Written task:
Return every line below as is, leaving out the pictures.
+---+
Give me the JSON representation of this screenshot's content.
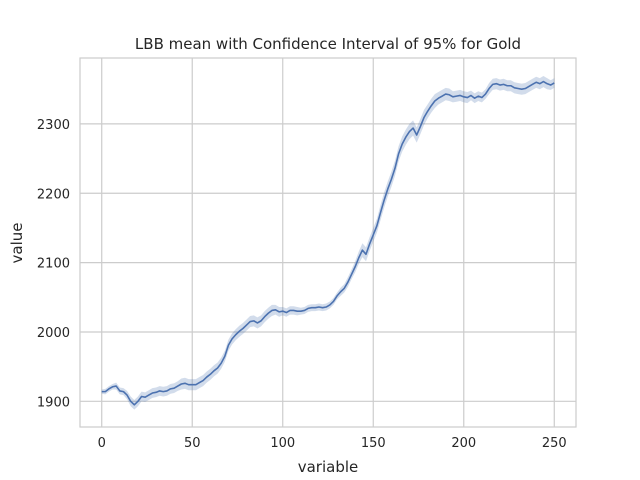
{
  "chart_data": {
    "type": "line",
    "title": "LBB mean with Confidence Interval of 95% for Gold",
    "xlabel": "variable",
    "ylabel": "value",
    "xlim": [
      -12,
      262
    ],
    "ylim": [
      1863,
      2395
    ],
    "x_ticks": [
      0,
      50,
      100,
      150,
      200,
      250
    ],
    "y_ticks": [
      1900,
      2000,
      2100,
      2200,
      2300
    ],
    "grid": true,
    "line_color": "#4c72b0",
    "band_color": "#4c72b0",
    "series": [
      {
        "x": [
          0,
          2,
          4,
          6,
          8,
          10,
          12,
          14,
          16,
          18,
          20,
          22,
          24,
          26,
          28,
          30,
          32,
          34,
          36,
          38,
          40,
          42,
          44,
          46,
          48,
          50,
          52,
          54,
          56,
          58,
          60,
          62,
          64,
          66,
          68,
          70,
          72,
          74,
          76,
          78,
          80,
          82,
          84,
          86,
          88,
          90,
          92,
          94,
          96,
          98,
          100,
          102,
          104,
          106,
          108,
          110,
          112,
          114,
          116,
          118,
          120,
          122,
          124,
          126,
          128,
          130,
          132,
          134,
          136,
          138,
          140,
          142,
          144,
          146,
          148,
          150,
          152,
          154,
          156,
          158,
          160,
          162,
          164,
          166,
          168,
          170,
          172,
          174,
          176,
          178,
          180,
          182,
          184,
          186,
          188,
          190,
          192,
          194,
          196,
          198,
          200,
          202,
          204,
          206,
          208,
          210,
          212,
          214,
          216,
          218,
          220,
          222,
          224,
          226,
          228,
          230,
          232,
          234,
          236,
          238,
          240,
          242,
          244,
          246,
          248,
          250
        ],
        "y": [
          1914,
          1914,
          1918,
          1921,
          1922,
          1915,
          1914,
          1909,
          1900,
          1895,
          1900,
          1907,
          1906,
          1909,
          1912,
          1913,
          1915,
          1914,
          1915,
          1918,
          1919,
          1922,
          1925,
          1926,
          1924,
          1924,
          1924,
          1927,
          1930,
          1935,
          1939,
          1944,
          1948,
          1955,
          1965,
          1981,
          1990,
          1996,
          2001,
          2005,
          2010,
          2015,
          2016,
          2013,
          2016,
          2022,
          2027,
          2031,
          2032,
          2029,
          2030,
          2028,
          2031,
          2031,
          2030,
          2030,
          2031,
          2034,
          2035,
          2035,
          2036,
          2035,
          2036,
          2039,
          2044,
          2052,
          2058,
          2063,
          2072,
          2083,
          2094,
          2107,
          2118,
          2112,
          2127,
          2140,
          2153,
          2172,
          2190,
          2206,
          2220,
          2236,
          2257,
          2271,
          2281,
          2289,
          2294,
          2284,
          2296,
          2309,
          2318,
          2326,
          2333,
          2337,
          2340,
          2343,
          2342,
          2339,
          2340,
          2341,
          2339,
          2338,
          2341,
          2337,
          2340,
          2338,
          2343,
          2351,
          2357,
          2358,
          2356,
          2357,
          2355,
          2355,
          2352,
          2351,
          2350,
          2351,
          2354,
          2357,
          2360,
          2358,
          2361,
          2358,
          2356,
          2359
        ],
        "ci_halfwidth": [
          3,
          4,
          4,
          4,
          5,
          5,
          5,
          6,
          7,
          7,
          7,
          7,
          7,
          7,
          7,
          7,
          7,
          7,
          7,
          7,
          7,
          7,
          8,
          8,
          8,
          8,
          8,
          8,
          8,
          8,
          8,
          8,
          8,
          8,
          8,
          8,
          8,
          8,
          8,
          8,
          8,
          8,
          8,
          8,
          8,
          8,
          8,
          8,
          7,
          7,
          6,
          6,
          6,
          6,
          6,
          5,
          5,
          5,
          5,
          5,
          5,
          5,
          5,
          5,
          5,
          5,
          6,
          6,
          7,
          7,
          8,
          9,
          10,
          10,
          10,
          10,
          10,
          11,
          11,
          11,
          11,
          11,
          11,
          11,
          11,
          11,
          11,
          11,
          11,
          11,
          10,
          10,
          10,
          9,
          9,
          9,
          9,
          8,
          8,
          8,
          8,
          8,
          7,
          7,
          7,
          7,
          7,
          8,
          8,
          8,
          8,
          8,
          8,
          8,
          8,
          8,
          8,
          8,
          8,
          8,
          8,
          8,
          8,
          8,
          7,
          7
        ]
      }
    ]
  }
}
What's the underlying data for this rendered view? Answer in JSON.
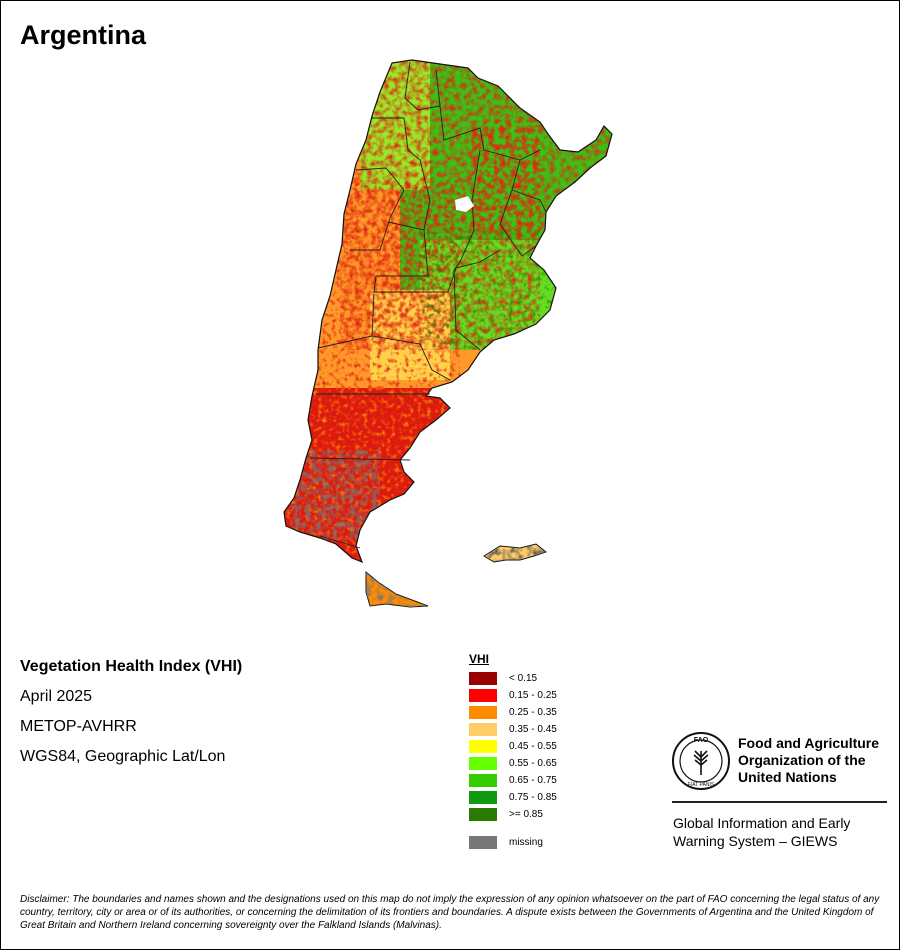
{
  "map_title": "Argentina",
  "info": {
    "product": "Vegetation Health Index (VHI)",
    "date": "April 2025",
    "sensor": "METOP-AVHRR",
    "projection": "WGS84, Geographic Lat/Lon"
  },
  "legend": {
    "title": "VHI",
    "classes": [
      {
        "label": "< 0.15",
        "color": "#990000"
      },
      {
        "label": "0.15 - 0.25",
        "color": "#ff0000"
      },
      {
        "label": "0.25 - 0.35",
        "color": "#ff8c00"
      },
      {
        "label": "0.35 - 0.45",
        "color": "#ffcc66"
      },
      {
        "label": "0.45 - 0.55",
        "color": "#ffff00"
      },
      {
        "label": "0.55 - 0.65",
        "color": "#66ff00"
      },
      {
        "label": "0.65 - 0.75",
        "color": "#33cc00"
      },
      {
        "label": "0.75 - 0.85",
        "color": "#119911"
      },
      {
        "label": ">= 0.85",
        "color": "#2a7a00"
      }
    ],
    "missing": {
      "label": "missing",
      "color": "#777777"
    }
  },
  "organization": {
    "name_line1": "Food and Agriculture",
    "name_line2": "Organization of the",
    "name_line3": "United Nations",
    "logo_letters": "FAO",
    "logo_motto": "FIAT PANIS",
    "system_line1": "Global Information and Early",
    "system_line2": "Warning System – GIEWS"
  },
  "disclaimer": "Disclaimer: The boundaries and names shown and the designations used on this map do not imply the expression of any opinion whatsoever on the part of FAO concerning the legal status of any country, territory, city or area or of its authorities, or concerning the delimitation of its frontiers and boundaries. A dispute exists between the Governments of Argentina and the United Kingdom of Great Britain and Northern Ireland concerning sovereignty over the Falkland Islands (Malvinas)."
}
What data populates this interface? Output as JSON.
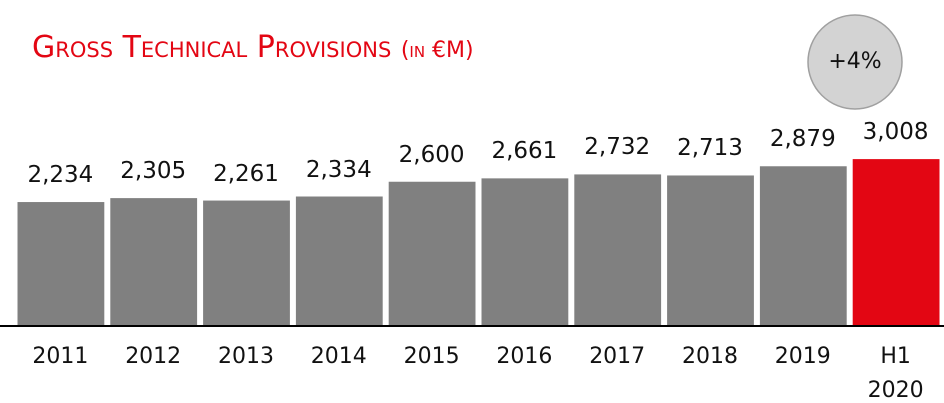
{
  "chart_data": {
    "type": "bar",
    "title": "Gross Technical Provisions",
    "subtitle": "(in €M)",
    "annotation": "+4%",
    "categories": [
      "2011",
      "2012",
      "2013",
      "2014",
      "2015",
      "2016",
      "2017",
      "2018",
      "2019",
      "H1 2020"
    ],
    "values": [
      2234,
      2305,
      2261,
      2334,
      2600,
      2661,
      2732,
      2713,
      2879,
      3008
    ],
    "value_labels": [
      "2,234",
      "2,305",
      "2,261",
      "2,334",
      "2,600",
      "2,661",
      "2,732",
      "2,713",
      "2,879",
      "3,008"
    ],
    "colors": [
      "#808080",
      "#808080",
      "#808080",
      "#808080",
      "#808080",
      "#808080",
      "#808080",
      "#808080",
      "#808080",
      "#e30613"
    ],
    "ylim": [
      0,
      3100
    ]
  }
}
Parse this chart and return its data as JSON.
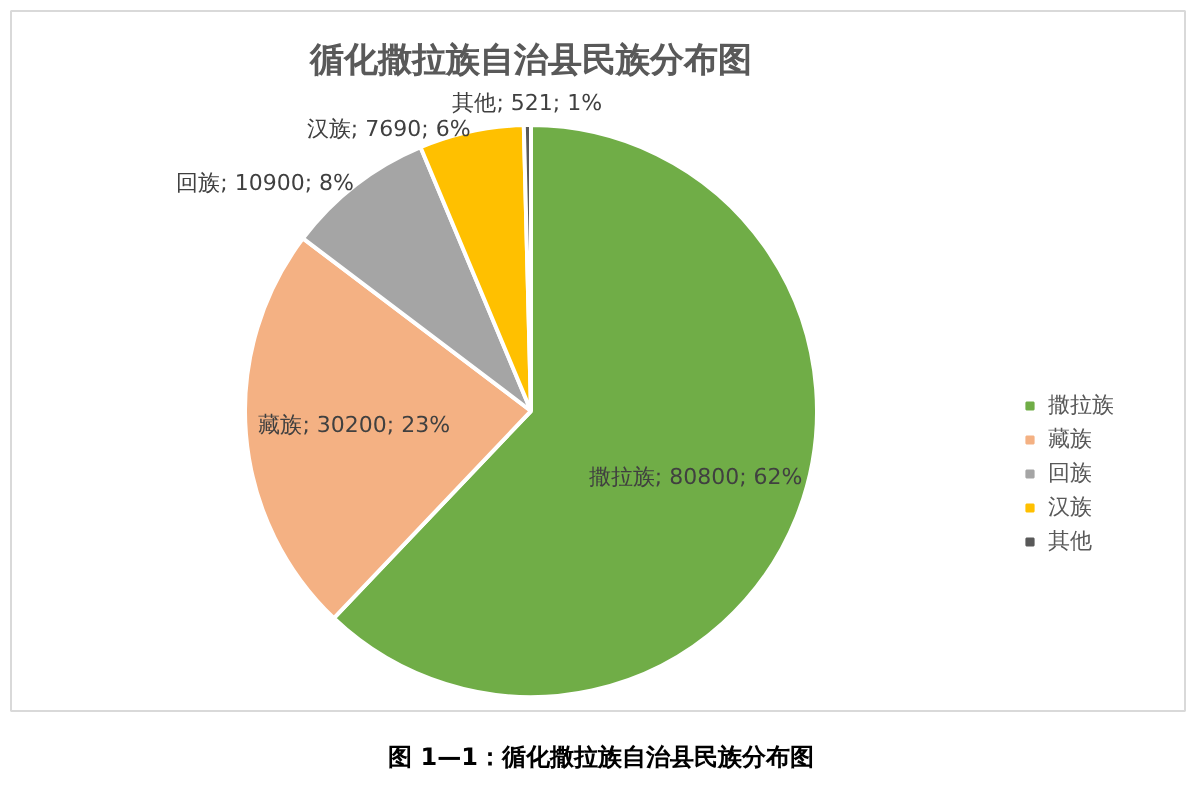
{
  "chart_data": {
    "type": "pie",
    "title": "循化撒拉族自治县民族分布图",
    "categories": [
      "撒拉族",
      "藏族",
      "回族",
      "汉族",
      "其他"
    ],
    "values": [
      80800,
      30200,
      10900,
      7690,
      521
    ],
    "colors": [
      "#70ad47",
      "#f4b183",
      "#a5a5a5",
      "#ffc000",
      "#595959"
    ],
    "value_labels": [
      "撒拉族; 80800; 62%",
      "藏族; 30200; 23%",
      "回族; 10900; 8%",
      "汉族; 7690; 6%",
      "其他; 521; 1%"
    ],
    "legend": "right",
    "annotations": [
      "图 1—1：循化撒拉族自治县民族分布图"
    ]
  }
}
+---+
Task solution:
Give me the JSON representation of this screenshot's content.
{
  "chart_data": {
    "type": "line",
    "title": "LBB mean with Confidence Interval of 95% for Gold",
    "xlabel": "variable",
    "ylabel": "value",
    "xlim": [
      -12,
      262
    ],
    "ylim": [
      1863,
      2395
    ],
    "x_ticks": [
      0,
      50,
      100,
      150,
      200,
      250
    ],
    "y_ticks": [
      1900,
      2000,
      2100,
      2200,
      2300
    ],
    "grid": true,
    "line_color": "#4c72b0",
    "band_color": "#4c72b0",
    "series": [
      {
        "x": [
          0,
          2,
          4,
          6,
          8,
          10,
          12,
          14,
          16,
          18,
          20,
          22,
          24,
          26,
          28,
          30,
          32,
          34,
          36,
          38,
          40,
          42,
          44,
          46,
          48,
          50,
          52,
          54,
          56,
          58,
          60,
          62,
          64,
          66,
          68,
          70,
          72,
          74,
          76,
          78,
          80,
          82,
          84,
          86,
          88,
          90,
          92,
          94,
          96,
          98,
          100,
          102,
          104,
          106,
          108,
          110,
          112,
          114,
          116,
          118,
          120,
          122,
          124,
          126,
          128,
          130,
          132,
          134,
          136,
          138,
          140,
          142,
          144,
          146,
          148,
          150,
          152,
          154,
          156,
          158,
          160,
          162,
          164,
          166,
          168,
          170,
          172,
          174,
          176,
          178,
          180,
          182,
          184,
          186,
          188,
          190,
          192,
          194,
          196,
          198,
          200,
          202,
          204,
          206,
          208,
          210,
          212,
          214,
          216,
          218,
          220,
          222,
          224,
          226,
          228,
          230,
          232,
          234,
          236,
          238,
          240,
          242,
          244,
          246,
          248,
          250
        ],
        "y": [
          1914,
          1914,
          1918,
          1921,
          1922,
          1915,
          1914,
          1909,
          1900,
          1895,
          1900,
          1907,
          1906,
          1909,
          1912,
          1913,
          1915,
          1914,
          1915,
          1918,
          1919,
          1922,
          1925,
          1926,
          1924,
          1924,
          1924,
          1927,
          1930,
          1935,
          1939,
          1944,
          1948,
          1955,
          1965,
          1981,
          1990,
          1996,
          2001,
          2005,
          2010,
          2015,
          2016,
          2013,
          2016,
          2022,
          2027,
          2031,
          2032,
          2029,
          2030,
          2028,
          2031,
          2031,
          2030,
          2030,
          2031,
          2034,
          2035,
          2035,
          2036,
          2035,
          2036,
          2039,
          2044,
          2052,
          2058,
          2063,
          2072,
          2083,
          2094,
          2107,
          2118,
          2112,
          2127,
          2140,
          2153,
          2172,
          2190,
          2206,
          2220,
          2236,
          2257,
          2271,
          2281,
          2289,
          2294,
          2284,
          2296,
          2309,
          2318,
          2326,
          2333,
          2337,
          2340,
          2343,
          2342,
          2339,
          2340,
          2341,
          2339,
          2338,
          2341,
          2337,
          2340,
          2338,
          2343,
          2351,
          2357,
          2358,
          2356,
          2357,
          2355,
          2355,
          2352,
          2351,
          2350,
          2351,
          2354,
          2357,
          2360,
          2358,
          2361,
          2358,
          2356,
          2359
        ],
        "ci_halfwidth": [
          3,
          4,
          4,
          4,
          5,
          5,
          5,
          6,
          7,
          7,
          7,
          7,
          7,
          7,
          7,
          7,
          7,
          7,
          7,
          7,
          7,
          7,
          8,
          8,
          8,
          8,
          8,
          8,
          8,
          8,
          8,
          8,
          8,
          8,
          8,
          8,
          8,
          8,
          8,
          8,
          8,
          8,
          8,
          8,
          8,
          8,
          8,
          8,
          7,
          7,
          6,
          6,
          6,
          6,
          6,
          5,
          5,
          5,
          5,
          5,
          5,
          5,
          5,
          5,
          5,
          5,
          6,
          6,
          7,
          7,
          8,
          9,
          10,
          10,
          10,
          10,
          10,
          11,
          11,
          11,
          11,
          11,
          11,
          11,
          11,
          11,
          11,
          11,
          11,
          11,
          10,
          10,
          10,
          9,
          9,
          9,
          9,
          8,
          8,
          8,
          8,
          8,
          7,
          7,
          7,
          7,
          7,
          8,
          8,
          8,
          8,
          8,
          8,
          8,
          8,
          8,
          8,
          8,
          8,
          8,
          8,
          8,
          8,
          8,
          7,
          7
        ]
      }
    ]
  }
}
What's the underlying data for this rendered view? Answer in JSON.
{
  "map_title": "Argentina",
  "info": {
    "product": "Vegetation Health Index (VHI)",
    "date": "April 2025",
    "sensor": "METOP-AVHRR",
    "projection": "WGS84, Geographic Lat/Lon"
  },
  "legend": {
    "title": "VHI",
    "classes": [
      {
        "label": "< 0.15",
        "color": "#990000"
      },
      {
        "label": "0.15 - 0.25",
        "color": "#ff0000"
      },
      {
        "label": "0.25 - 0.35",
        "color": "#ff8c00"
      },
      {
        "label": "0.35 - 0.45",
        "color": "#ffcc66"
      },
      {
        "label": "0.45 - 0.55",
        "color": "#ffff00"
      },
      {
        "label": "0.55 - 0.65",
        "color": "#66ff00"
      },
      {
        "label": "0.65 - 0.75",
        "color": "#33cc00"
      },
      {
        "label": "0.75 - 0.85",
        "color": "#119911"
      },
      {
        "label": ">= 0.85",
        "color": "#2a7a00"
      }
    ],
    "missing": {
      "label": "missing",
      "color": "#777777"
    }
  },
  "organization": {
    "name_line1": "Food and Agriculture",
    "name_line2": "Organization of the",
    "name_line3": "United Nations",
    "logo_letters": "FAO",
    "logo_motto": "FIAT PANIS",
    "system_line1": "Global Information and Early",
    "system_line2": "Warning System – GIEWS"
  },
  "disclaimer": "Disclaimer: The boundaries and names shown and the designations used on this map do not imply the expression of any opinion whatsoever on the part of FAO concerning the legal status of any country, territory, city or area or of its authorities, or concerning the delimitation of its frontiers and boundaries. A dispute exists between the Governments of Argentina and the United Kingdom of Great Britain and Northern Ireland concerning sovereignty over the Falkland Islands (Malvinas)."
}
What data populates this interface? Output as JSON.
{
  "chart_data": {
    "type": "bar",
    "title": "Gross Technical Provisions",
    "subtitle": "(in €M)",
    "annotation": "+4%",
    "categories": [
      "2011",
      "2012",
      "2013",
      "2014",
      "2015",
      "2016",
      "2017",
      "2018",
      "2019",
      "H1 2020"
    ],
    "values": [
      2234,
      2305,
      2261,
      2334,
      2600,
      2661,
      2732,
      2713,
      2879,
      3008
    ],
    "value_labels": [
      "2,234",
      "2,305",
      "2,261",
      "2,334",
      "2,600",
      "2,661",
      "2,732",
      "2,713",
      "2,879",
      "3,008"
    ],
    "colors": [
      "#808080",
      "#808080",
      "#808080",
      "#808080",
      "#808080",
      "#808080",
      "#808080",
      "#808080",
      "#808080",
      "#e30613"
    ],
    "ylim": [
      0,
      3100
    ]
  }
}
Parse this chart and return its data as JSON.
{
  "chart_data": {
    "type": "pie",
    "title": "循化撒拉族自治县民族分布图",
    "categories": [
      "撒拉族",
      "藏族",
      "回族",
      "汉族",
      "其他"
    ],
    "values": [
      80800,
      30200,
      10900,
      7690,
      521
    ],
    "colors": [
      "#70ad47",
      "#f4b183",
      "#a5a5a5",
      "#ffc000",
      "#595959"
    ],
    "value_labels": [
      "撒拉族; 80800; 62%",
      "藏族; 30200; 23%",
      "回族; 10900; 8%",
      "汉族; 7690; 6%",
      "其他; 521; 1%"
    ],
    "legend": "right",
    "annotations": [
      "图 1—1：循化撒拉族自治县民族分布图"
    ]
  }
}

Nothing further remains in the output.